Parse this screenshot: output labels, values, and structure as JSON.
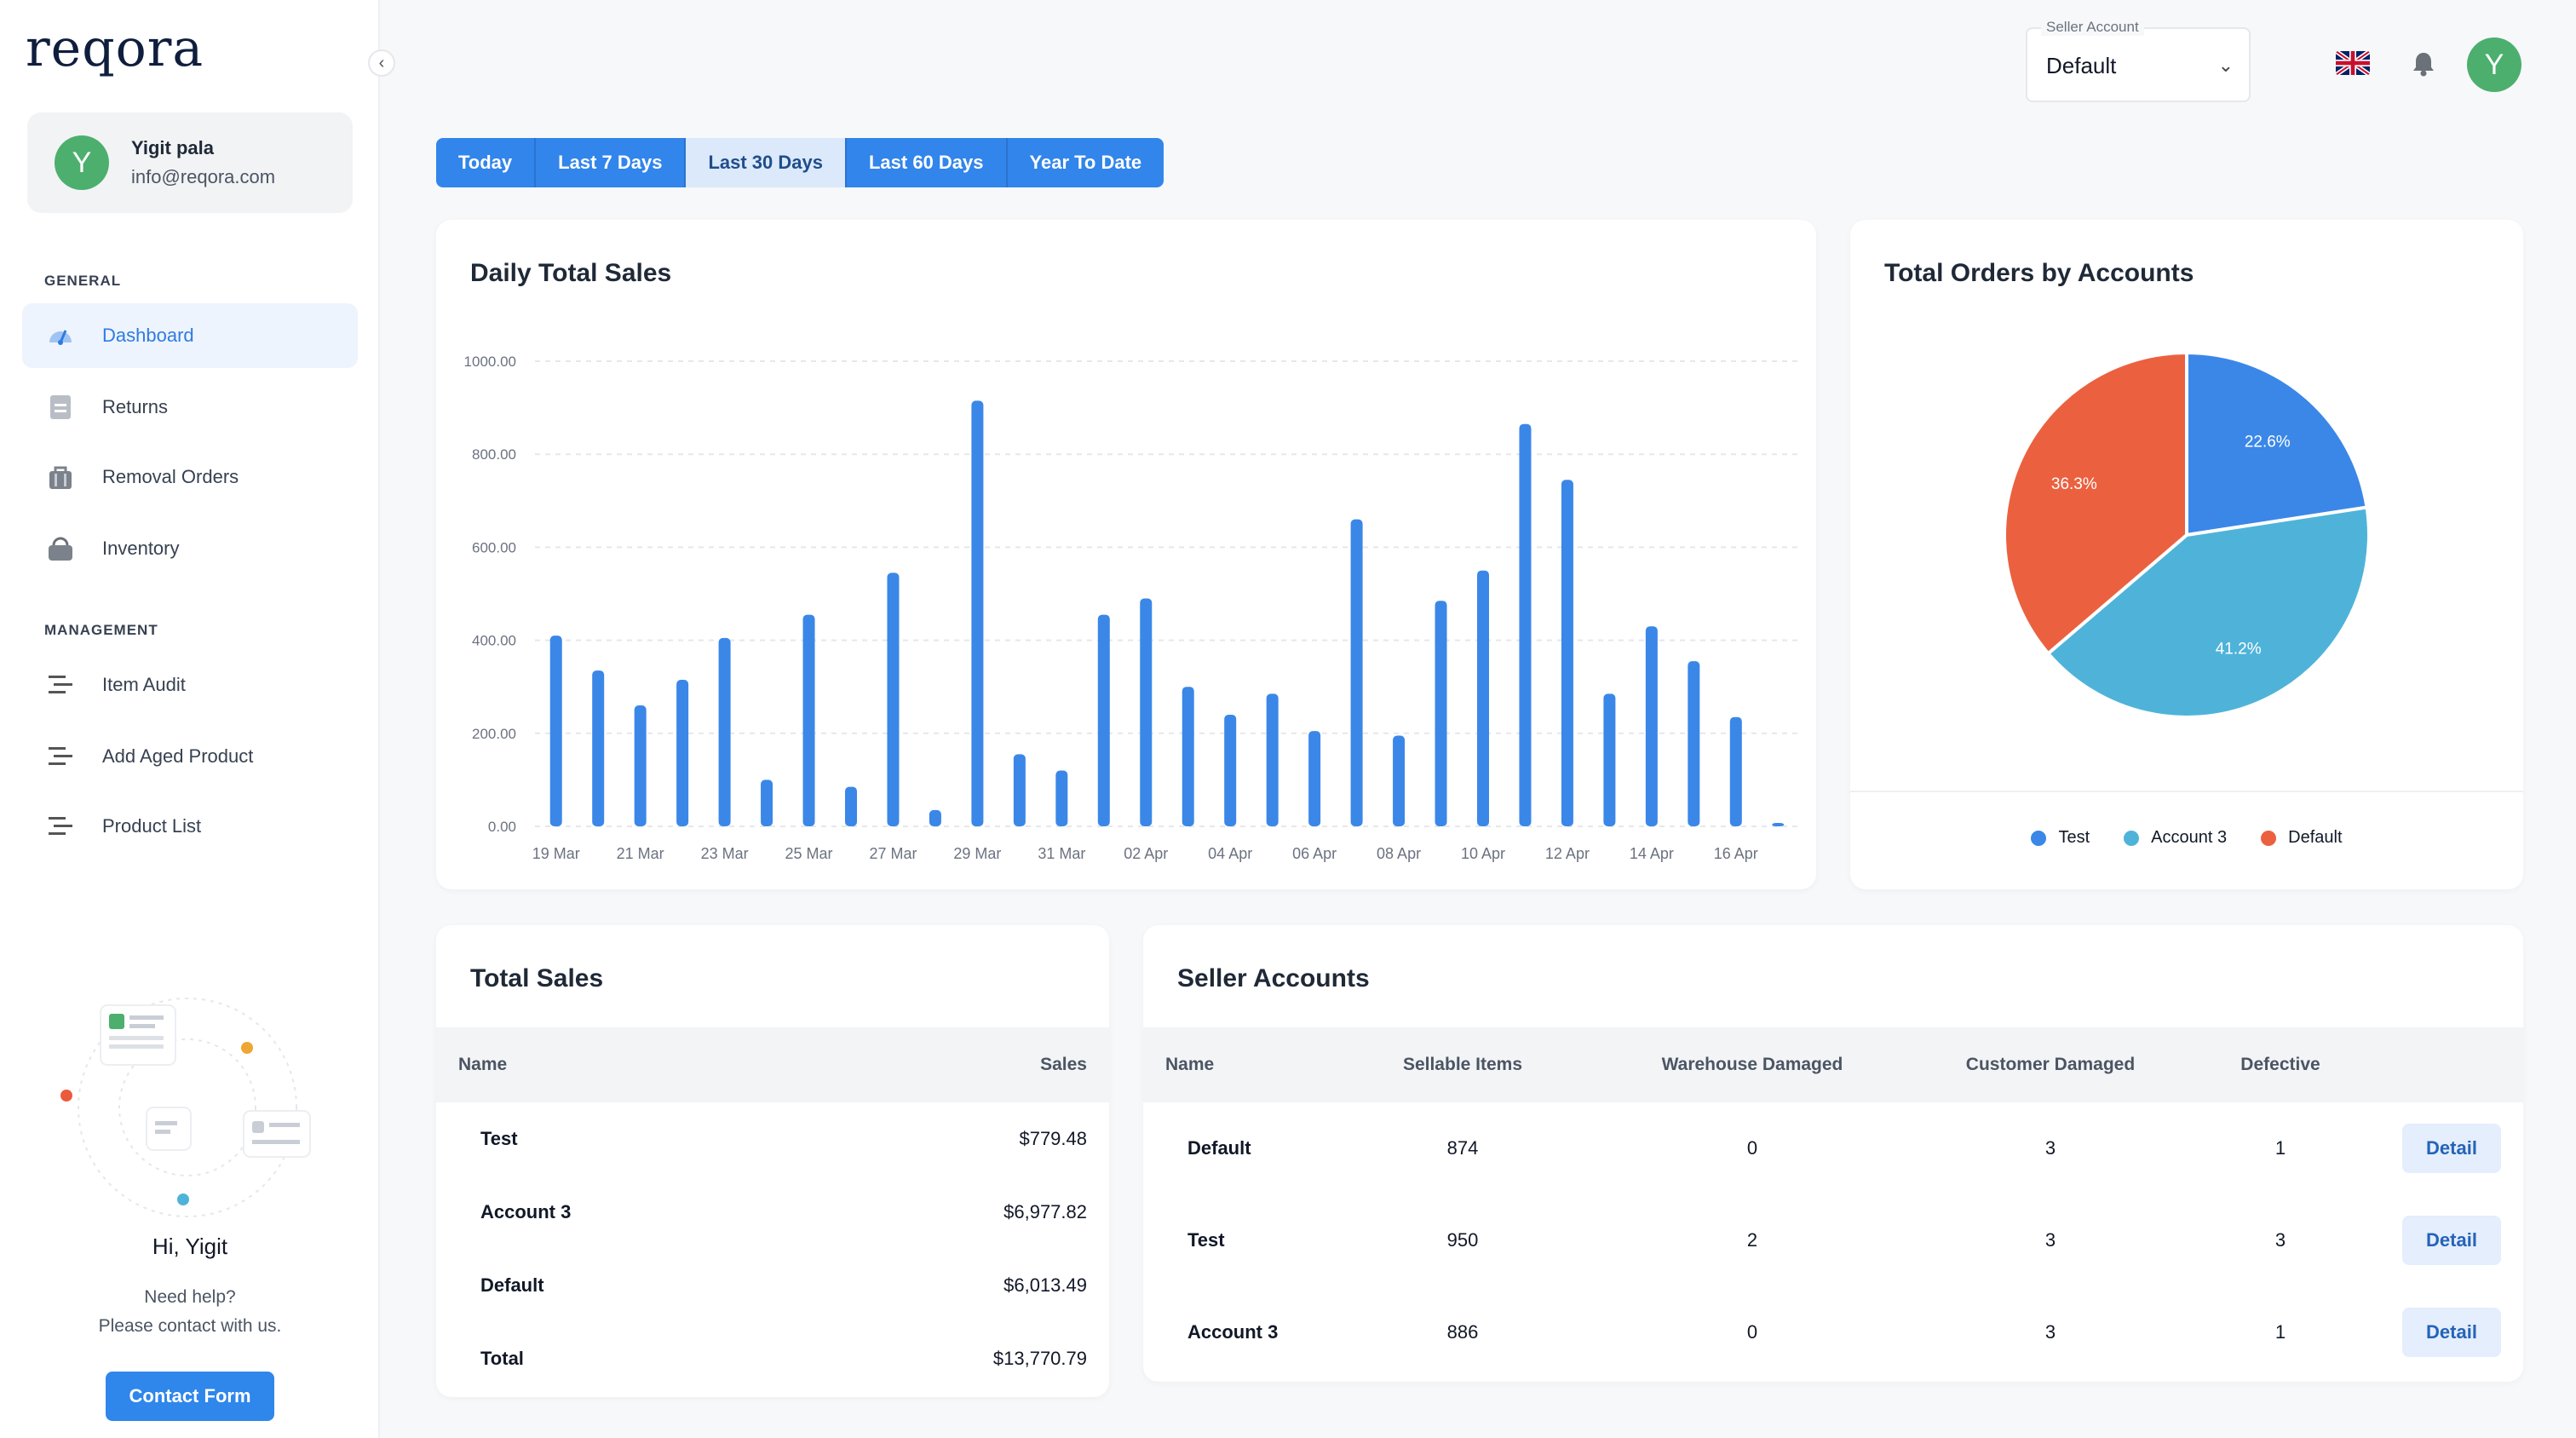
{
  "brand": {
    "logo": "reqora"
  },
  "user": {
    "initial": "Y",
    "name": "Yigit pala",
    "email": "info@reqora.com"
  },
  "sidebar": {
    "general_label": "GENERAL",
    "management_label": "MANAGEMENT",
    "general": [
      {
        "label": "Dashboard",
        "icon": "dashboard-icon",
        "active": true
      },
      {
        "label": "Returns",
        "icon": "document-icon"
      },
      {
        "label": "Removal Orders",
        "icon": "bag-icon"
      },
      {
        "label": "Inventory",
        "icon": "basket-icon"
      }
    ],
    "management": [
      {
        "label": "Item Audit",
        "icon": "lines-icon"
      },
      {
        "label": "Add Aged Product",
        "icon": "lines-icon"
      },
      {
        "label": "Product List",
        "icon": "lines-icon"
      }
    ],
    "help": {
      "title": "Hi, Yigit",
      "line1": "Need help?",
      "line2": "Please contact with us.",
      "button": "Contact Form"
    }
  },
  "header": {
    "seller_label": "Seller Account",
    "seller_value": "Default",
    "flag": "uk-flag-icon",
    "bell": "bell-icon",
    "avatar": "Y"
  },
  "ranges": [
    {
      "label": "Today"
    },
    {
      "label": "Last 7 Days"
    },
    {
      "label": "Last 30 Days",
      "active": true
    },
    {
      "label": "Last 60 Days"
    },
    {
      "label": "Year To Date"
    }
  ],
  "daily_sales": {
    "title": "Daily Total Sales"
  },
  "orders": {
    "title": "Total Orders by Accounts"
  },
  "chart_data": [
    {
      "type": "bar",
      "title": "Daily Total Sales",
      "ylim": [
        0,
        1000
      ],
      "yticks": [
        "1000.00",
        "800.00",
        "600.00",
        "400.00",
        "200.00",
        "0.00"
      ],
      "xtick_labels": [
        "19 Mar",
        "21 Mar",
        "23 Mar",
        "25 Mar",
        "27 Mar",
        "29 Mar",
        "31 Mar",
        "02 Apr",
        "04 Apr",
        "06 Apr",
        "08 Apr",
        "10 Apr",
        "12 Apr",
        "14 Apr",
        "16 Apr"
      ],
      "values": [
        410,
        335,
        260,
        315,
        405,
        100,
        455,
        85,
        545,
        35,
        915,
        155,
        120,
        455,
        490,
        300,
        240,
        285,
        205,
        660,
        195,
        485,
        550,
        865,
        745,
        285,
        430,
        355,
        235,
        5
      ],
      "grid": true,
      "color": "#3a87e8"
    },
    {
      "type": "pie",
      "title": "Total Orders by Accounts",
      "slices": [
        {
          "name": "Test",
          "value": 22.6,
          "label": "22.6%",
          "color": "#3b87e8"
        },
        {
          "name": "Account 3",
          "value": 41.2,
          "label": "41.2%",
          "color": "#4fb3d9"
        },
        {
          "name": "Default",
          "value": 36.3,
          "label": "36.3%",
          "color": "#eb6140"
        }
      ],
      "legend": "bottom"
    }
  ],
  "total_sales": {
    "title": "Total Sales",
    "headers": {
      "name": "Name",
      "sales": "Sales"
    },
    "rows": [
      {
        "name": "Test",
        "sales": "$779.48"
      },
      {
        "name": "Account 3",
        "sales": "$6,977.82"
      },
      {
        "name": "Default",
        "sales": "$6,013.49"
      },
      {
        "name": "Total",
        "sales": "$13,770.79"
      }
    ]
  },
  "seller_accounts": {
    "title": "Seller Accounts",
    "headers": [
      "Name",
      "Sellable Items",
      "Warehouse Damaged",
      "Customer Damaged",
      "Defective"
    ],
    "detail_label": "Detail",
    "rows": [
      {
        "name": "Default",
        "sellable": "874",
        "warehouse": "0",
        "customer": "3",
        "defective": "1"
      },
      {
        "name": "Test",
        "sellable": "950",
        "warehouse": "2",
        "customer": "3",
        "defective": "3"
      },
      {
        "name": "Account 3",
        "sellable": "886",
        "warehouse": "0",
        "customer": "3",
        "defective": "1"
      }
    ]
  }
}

════════════════════

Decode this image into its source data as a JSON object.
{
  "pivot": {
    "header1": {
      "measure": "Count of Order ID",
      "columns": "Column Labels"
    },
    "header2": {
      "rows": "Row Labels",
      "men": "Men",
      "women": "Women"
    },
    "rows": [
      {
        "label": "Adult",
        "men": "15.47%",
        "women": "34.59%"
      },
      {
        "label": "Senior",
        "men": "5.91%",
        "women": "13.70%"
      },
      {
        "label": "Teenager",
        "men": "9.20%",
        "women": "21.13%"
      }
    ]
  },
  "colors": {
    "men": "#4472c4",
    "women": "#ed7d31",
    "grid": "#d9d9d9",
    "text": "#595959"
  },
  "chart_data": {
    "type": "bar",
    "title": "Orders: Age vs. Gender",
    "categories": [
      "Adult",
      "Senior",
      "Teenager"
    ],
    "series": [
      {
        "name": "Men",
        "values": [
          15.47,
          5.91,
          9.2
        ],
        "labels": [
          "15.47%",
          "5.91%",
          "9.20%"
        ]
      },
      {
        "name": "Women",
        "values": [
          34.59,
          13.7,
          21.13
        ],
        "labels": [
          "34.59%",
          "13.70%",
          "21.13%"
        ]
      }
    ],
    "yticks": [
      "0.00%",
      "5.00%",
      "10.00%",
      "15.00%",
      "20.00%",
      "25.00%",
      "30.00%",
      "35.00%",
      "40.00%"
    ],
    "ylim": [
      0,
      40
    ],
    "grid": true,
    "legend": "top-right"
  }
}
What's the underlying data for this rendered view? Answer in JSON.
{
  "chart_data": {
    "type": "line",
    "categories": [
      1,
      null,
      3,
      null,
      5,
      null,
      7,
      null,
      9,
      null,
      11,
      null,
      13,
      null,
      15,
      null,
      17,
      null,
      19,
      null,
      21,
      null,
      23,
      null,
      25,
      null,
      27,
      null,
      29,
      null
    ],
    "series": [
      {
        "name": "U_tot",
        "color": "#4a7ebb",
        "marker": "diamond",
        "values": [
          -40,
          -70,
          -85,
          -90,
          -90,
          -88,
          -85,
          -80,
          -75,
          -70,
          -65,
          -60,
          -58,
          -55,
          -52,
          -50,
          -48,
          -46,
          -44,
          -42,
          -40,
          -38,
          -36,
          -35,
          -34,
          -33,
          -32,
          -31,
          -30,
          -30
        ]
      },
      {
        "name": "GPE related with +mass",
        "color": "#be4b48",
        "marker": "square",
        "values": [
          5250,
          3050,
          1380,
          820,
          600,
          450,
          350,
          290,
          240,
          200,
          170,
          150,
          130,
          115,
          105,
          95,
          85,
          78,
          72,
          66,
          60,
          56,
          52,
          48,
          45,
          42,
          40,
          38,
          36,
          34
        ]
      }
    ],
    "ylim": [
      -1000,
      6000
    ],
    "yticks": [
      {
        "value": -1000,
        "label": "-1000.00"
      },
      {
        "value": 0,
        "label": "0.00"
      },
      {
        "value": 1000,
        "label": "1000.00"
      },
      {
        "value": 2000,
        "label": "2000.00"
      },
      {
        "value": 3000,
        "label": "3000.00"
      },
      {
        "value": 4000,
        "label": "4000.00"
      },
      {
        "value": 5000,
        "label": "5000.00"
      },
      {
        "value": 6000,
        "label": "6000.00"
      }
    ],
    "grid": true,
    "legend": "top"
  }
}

════════════════════

:: What to work on ::
Locate the word "Product" in the data above. Copy every line carrying it.

:: Written reply ::
        "label": "Add Aged Product",
        "label": "Product List",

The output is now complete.